> _Text provided_
__________

Regarding true statements that contradict logic, one might argue that quantum superpositioning may provide examples. Superpositioning is a phenomenon that is supported by experimental evidence, but it certainly appears to be illogical to assert that a particle can be simultaneously in two different states or two different locations. Having said that, it may follow logically from the formalism of quantum theory that superpositioning is a logical necessity. I'm not a physicist, so I'm not entirely sure.
Perhaps you mean: "Can there be undemonstratively true truths?"
Aristotle, when resolving the infinite regress problem, shows, against those who believed no or all truths are demonstrable, that there are some truths which cannot be demonstrated to be true. Thus, Aristotle could be considered a precursor to Gödel.
See
Aristotle's Posterior Analytics bk. 1 ch. 3-4 (72b5-24)
St. Thomas Aquinas's Expositio Posteriorum, lib. 1 l. 7 et 8
Truth is a property of propositions. A proposition is true if it refers to a fact. Hence truth is a relation between a proposition, a sentence from language, and a fact, a component of the real world.
This kind of truth bears no relation to logic. Whether a single proposition is true or not, cannot be decided by logic. As an example take the proposition "On 1.1.2016 it rained in Manhattan."
On the other hand - and now without looking at the physical world -, one can investigate logical relations between different propositions. E.g., if a proposition is true for all objects of a certain kind, then the proposition remains true when restricted to one particular object. Textbook example: "All humans are mortal." "Socrates is a human." Hence "Socrates is mortal."
According to classical logic it is not possible that two propositions are true if they contradict each other (law of non-contradiction).
Can something be true ... if I can't deduce it logically
Logic in one sense, is truth-preserving; hence it isn't the art or techne by which finds out new truths, or how truths we now hold were first discovered.
This, for example, in Badious philosophy is the role of Love, Art, Science and Politics.
Can something be true ... if it's illogical ... or contradictory
This is the position of dialethism, which holds that there are such things as true contradictions; a position which is more common in Eastern philosophy than Western - for example, see Nagarjunas use of the cakaskoti however Graham Priest is a modern exponent of this, which should be carefully distinguished from his advocacy of non-classical logics, including notions of paraconsistency.

__________

> _Extracted data_
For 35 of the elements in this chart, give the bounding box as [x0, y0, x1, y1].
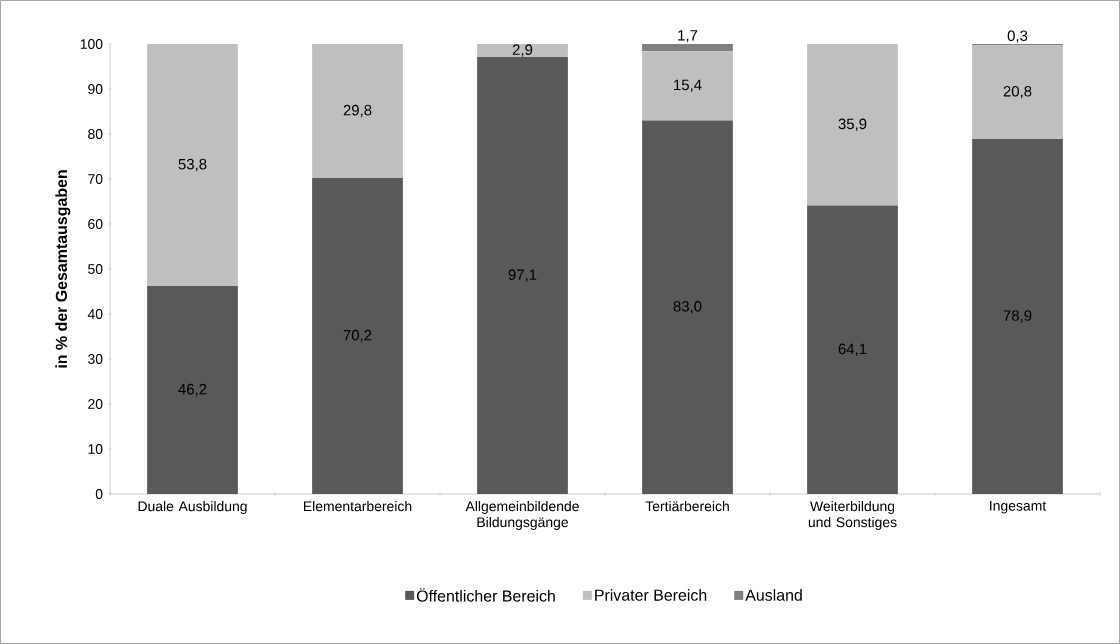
- x-tick-label: Ingesamt: [990, 500, 1047, 514]
- x-tick-label: Elementarbereich: [303, 500, 412, 512]
- y-tick-label: 30: [88, 354, 103, 364]
- data-label: 15,4: [674, 79, 702, 92]
- x-tick-label: Weiterbildung und Sonstiges: [808, 500, 897, 530]
- y-axis-title: in % der Gesamtausgaben: [55, 170, 71, 368]
- legend-label: Privater Bereich: [595, 589, 707, 601]
- x-tick-label: Duale Ausbildung: [138, 500, 247, 514]
- y-tick-label: 60: [88, 219, 103, 229]
- y-tick-label: 100: [80, 39, 103, 49]
- data-label: 29,8: [343, 104, 372, 118]
- data-label: 0,3: [1007, 30, 1028, 43]
- data-label: 2,9: [512, 44, 533, 57]
- data-label: 83,0: [673, 301, 702, 314]
- legend-label: Öffentlicher Bereich: [416, 588, 555, 602]
- data-label: 53,8: [178, 158, 207, 172]
- y-tick-label: 80: [88, 129, 103, 139]
- y-tick-label: 0: [95, 489, 103, 499]
- x-tick-label: Allgemeinbildende Bildungsgänge: [465, 500, 579, 530]
- data-label: 64,1: [838, 343, 867, 356]
- y-tick-label: 40: [87, 309, 103, 319]
- y-tick-label: 10: [88, 444, 103, 454]
- y-tick-label: 70: [88, 174, 103, 184]
- data-label: 35,9: [838, 118, 867, 131]
- data-label: 78,9: [1003, 310, 1032, 323]
- data-label: 1,7: [678, 30, 698, 43]
- data-label: 20,8: [1003, 85, 1032, 99]
- y-tick-label: 90: [88, 84, 103, 94]
- data-label: 97,1: [508, 269, 537, 282]
- y-tick-label: 20: [88, 399, 103, 409]
- data-label: 70,2: [343, 329, 372, 343]
- data-label: 46,2: [178, 383, 207, 397]
- y-tick-label: 50: [88, 264, 103, 274]
- x-tick-label: Tertiärbereich: [645, 500, 729, 512]
- legend-label: Ausland: [745, 589, 802, 601]
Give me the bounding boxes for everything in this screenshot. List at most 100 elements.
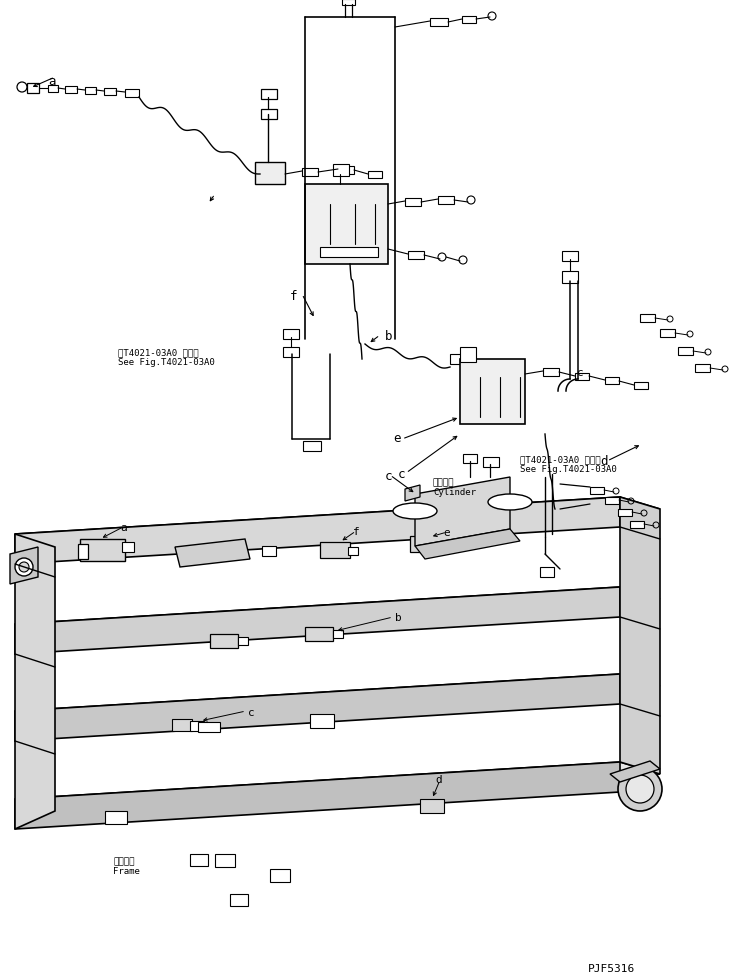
Bar <box>27 84 39 94</box>
Bar <box>104 89 116 96</box>
Bar <box>438 541 448 549</box>
Text: c: c <box>385 470 392 483</box>
Bar <box>333 165 349 177</box>
Bar <box>105 811 127 825</box>
Polygon shape <box>15 674 620 742</box>
Text: b: b <box>395 613 402 622</box>
Bar <box>678 348 693 356</box>
Bar <box>348 547 358 556</box>
Text: d: d <box>435 774 442 785</box>
Bar <box>605 378 619 385</box>
Circle shape <box>626 775 654 803</box>
Bar <box>172 719 192 731</box>
Bar <box>125 90 139 98</box>
Bar <box>438 196 454 205</box>
Bar <box>85 88 96 95</box>
Polygon shape <box>175 539 250 568</box>
Bar <box>230 894 248 906</box>
Text: シリンダ
Cylinder: シリンダ Cylinder <box>433 478 476 497</box>
Bar <box>261 109 277 120</box>
Bar <box>430 19 448 27</box>
Circle shape <box>15 559 33 576</box>
Polygon shape <box>415 530 520 560</box>
Text: f: f <box>353 527 359 536</box>
Bar <box>210 634 238 649</box>
Bar <box>122 542 134 552</box>
Text: b: b <box>385 329 392 343</box>
Bar <box>634 383 648 390</box>
Bar <box>305 627 333 641</box>
Bar <box>303 442 321 451</box>
Bar <box>320 248 378 258</box>
Polygon shape <box>15 587 660 637</box>
Polygon shape <box>15 587 620 655</box>
Text: e: e <box>443 528 450 537</box>
Ellipse shape <box>488 494 532 510</box>
Text: フレーム
Frame: フレーム Frame <box>113 856 140 875</box>
Bar <box>618 509 632 517</box>
Polygon shape <box>15 534 55 829</box>
Bar <box>590 488 604 494</box>
Text: 第T4021-03A0 図参照
See Fig.T4021-03A0: 第T4021-03A0 図参照 See Fig.T4021-03A0 <box>118 348 215 367</box>
Bar <box>660 329 675 338</box>
Bar <box>190 721 204 731</box>
Bar <box>562 272 578 283</box>
Bar <box>342 0 355 6</box>
Polygon shape <box>415 478 510 546</box>
Bar <box>460 348 476 362</box>
Bar <box>255 163 285 185</box>
Bar <box>198 722 220 732</box>
Bar <box>305 185 388 265</box>
Text: a: a <box>120 523 126 532</box>
Bar <box>540 568 554 577</box>
Text: c: c <box>577 367 584 378</box>
Text: a: a <box>48 75 56 88</box>
Bar <box>420 799 444 813</box>
Text: f: f <box>290 290 298 303</box>
Polygon shape <box>15 674 660 724</box>
Bar <box>261 90 277 100</box>
Bar <box>48 86 58 93</box>
Bar <box>408 252 424 260</box>
Bar <box>338 167 354 175</box>
Bar <box>368 172 382 179</box>
Bar <box>462 17 476 24</box>
Text: d: d <box>600 454 608 468</box>
Text: e: e <box>393 432 401 445</box>
Bar <box>78 544 88 560</box>
Bar <box>320 542 350 559</box>
Bar <box>640 315 655 322</box>
Bar <box>238 637 248 646</box>
Bar <box>262 546 276 557</box>
Bar <box>410 536 440 552</box>
Polygon shape <box>15 762 620 829</box>
Bar <box>215 854 235 868</box>
Circle shape <box>618 767 662 811</box>
Polygon shape <box>15 497 620 565</box>
Bar <box>190 854 208 867</box>
Bar <box>695 364 710 372</box>
Bar <box>283 329 299 340</box>
Text: c: c <box>398 468 406 481</box>
Bar <box>302 169 318 177</box>
Text: 第T4021-03A0 図参照
See Fig.T4021-03A0: 第T4021-03A0 図参照 See Fig.T4021-03A0 <box>520 454 617 474</box>
Bar <box>630 522 644 529</box>
Polygon shape <box>620 497 660 774</box>
Circle shape <box>19 563 29 573</box>
Bar <box>463 454 477 463</box>
Bar <box>483 457 499 468</box>
Bar <box>270 870 290 882</box>
Bar <box>405 198 421 207</box>
Bar <box>605 497 619 504</box>
Polygon shape <box>15 762 660 811</box>
Bar <box>460 360 525 425</box>
Bar <box>333 630 343 638</box>
Bar <box>80 539 125 562</box>
Bar <box>450 355 468 364</box>
Polygon shape <box>610 761 660 783</box>
Bar <box>562 252 578 262</box>
Polygon shape <box>15 497 660 547</box>
Bar <box>283 348 299 358</box>
Text: c: c <box>248 707 255 717</box>
Ellipse shape <box>393 503 437 520</box>
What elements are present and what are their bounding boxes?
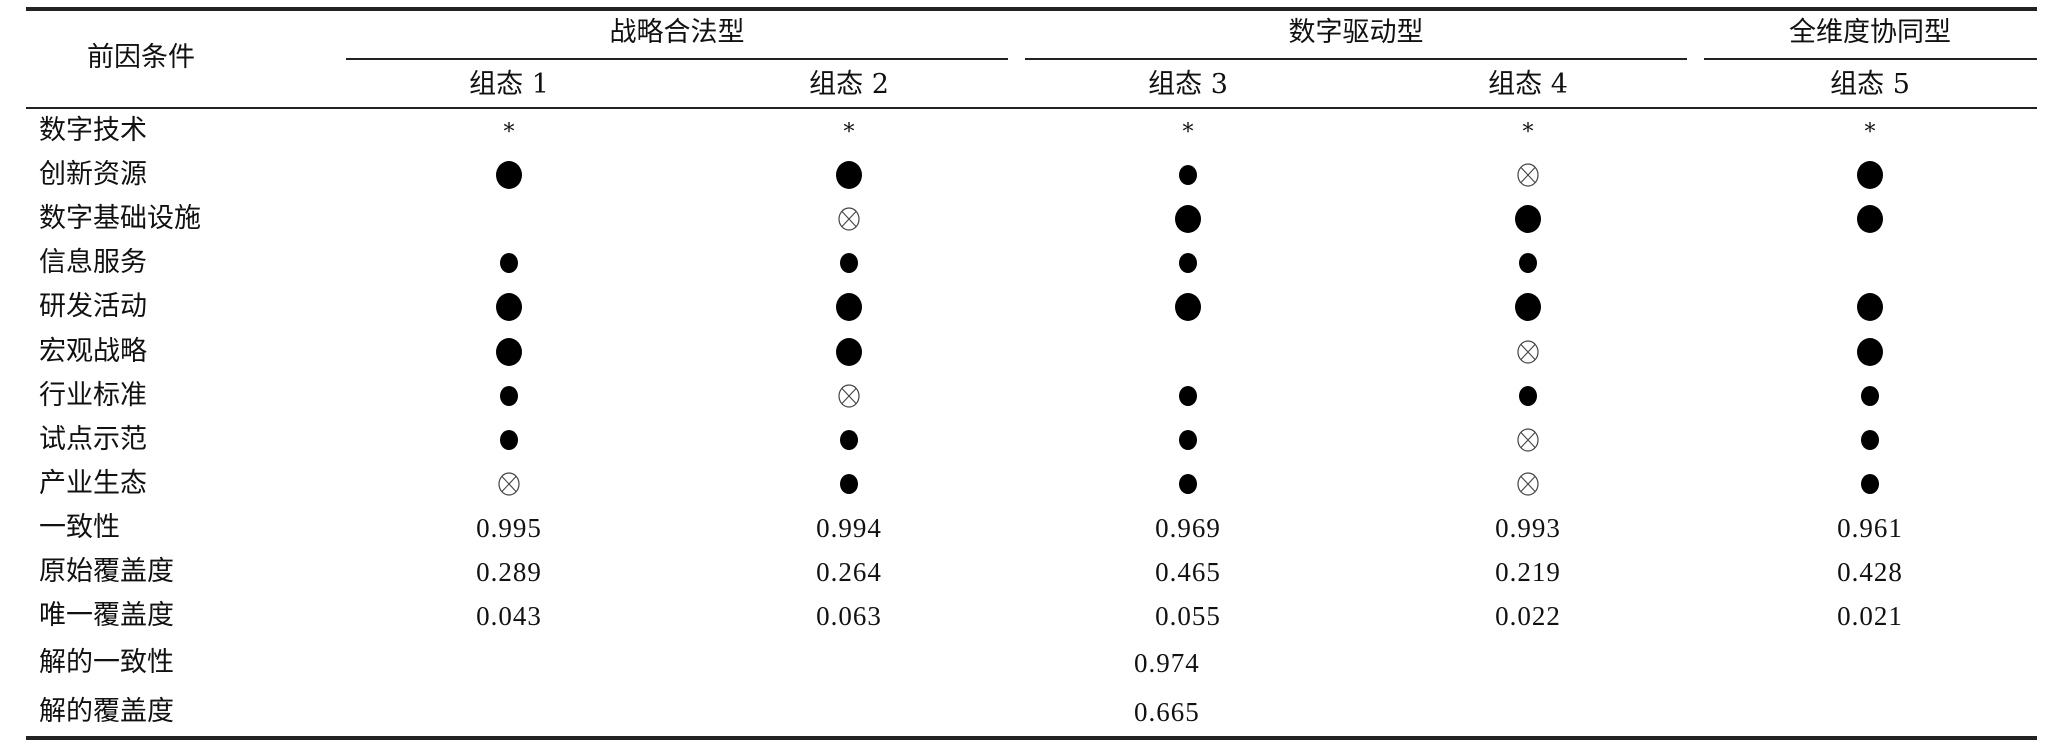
solution-label: 解的一致性 [39,647,174,678]
condition-label: 创新资源 [39,159,147,191]
any-condition-icon: * [1864,120,1876,145]
peripheral-condition-present-icon [840,473,858,494]
metric-value: 0.994 [816,512,882,543]
group-header: 战略合法型 [609,17,745,48]
condition-label: 试点示范 [39,423,147,455]
group-underline [346,58,1008,60]
core-condition-present-icon [1857,161,1883,190]
core-condition-present-icon [1857,293,1883,322]
condition-label: 宏观战略 [39,335,147,367]
condition-label: 研发活动 [39,291,147,323]
header-rule [26,107,2037,109]
metric-value: 0.969 [1155,512,1221,543]
any-condition-icon: * [503,120,515,145]
peripheral-condition-present-icon [500,253,518,274]
core-condition-present-icon [496,161,522,190]
peripheral-condition-present-icon [1179,165,1197,186]
top-rule [26,7,2037,11]
core-condition-present-icon [836,337,862,366]
config-header: 组态 2 [809,69,889,100]
core-condition-present-icon [1175,205,1201,234]
peripheral-condition-present-icon [1861,385,1879,406]
core-condition-present-icon [1175,293,1201,322]
config-header: 组态 1 [469,69,549,100]
peripheral-condition-present-icon [1179,385,1197,406]
metric-value: 0.993 [1495,512,1561,543]
condition-label: 行业标准 [39,379,147,411]
peripheral-condition-present-icon [1861,429,1879,450]
condition-label: 数字技术 [39,115,147,146]
condition-absent-icon [498,472,520,496]
any-condition-icon: * [843,120,855,145]
core-condition-present-icon [1857,205,1883,234]
metric-value: 0.043 [476,601,542,632]
core-condition-present-icon [836,293,862,322]
condition-label: 数字基础设施 [39,203,201,235]
peripheral-condition-present-icon [500,429,518,450]
condition-label: 产业生态 [39,467,147,499]
condition-absent-icon [838,383,860,408]
any-condition-icon: * [1522,120,1534,145]
condition-absent-icon [1517,339,1539,364]
core-condition-present-icon [836,161,862,190]
condition-header: 前因条件 [87,42,195,73]
metric-value: 0.289 [476,557,542,587]
core-condition-present-icon [496,293,522,322]
condition-absent-icon [1517,472,1539,496]
metric-value: 0.219 [1495,557,1561,587]
core-condition-present-icon [1515,293,1541,322]
metric-label: 原始覆盖度 [39,556,174,587]
peripheral-condition-present-icon [1861,473,1879,494]
solution-value: 0.974 [1134,648,1200,678]
group-underline [1704,58,2037,60]
peripheral-condition-present-icon [1519,385,1537,406]
metric-value: 0.055 [1155,601,1221,632]
peripheral-condition-present-icon [500,385,518,406]
peripheral-condition-present-icon [840,253,858,274]
config-header: 组态 3 [1148,69,1228,100]
metric-value: 0.428 [1837,557,1903,587]
metric-value: 0.961 [1837,512,1903,543]
condition-absent-icon [1517,163,1539,187]
peripheral-condition-present-icon [840,429,858,450]
solution-label: 解的覆盖度 [39,696,174,727]
peripheral-condition-present-icon [1179,253,1197,274]
peripheral-condition-present-icon [1519,253,1537,274]
group-underline [1025,58,1687,60]
metric-value: 0.995 [476,512,542,543]
condition-label: 信息服务 [39,247,147,279]
peripheral-condition-present-icon [1179,429,1197,450]
any-condition-icon: * [1182,120,1194,145]
solution-value: 0.665 [1134,697,1200,727]
metric-value: 0.264 [816,557,882,587]
core-condition-present-icon [1515,205,1541,234]
metric-value: 0.063 [816,601,882,632]
metric-value: 0.022 [1495,601,1561,632]
peripheral-condition-present-icon [1179,473,1197,494]
condition-absent-icon [1517,428,1539,452]
config-header: 组态 5 [1830,69,1910,100]
metric-label: 一致性 [39,511,120,543]
metric-value: 0.465 [1155,557,1221,587]
core-condition-present-icon [496,337,522,366]
metric-label: 唯一覆盖度 [39,600,174,632]
group-header: 数字驱动型 [1288,17,1424,48]
bottom-rule [26,736,2037,740]
config-header: 组态 4 [1488,69,1568,100]
metric-value: 0.021 [1837,601,1903,632]
group-header: 全维度协同型 [1789,17,1951,48]
condition-absent-icon [838,207,860,231]
core-condition-present-icon [1857,337,1883,366]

__________

> _Your instructions_
From the forum text on truth and logic, list the domains it says take on the role of finding out new truths, a role it says logic lacks.

> _Result_
Love, Art, Science, Politics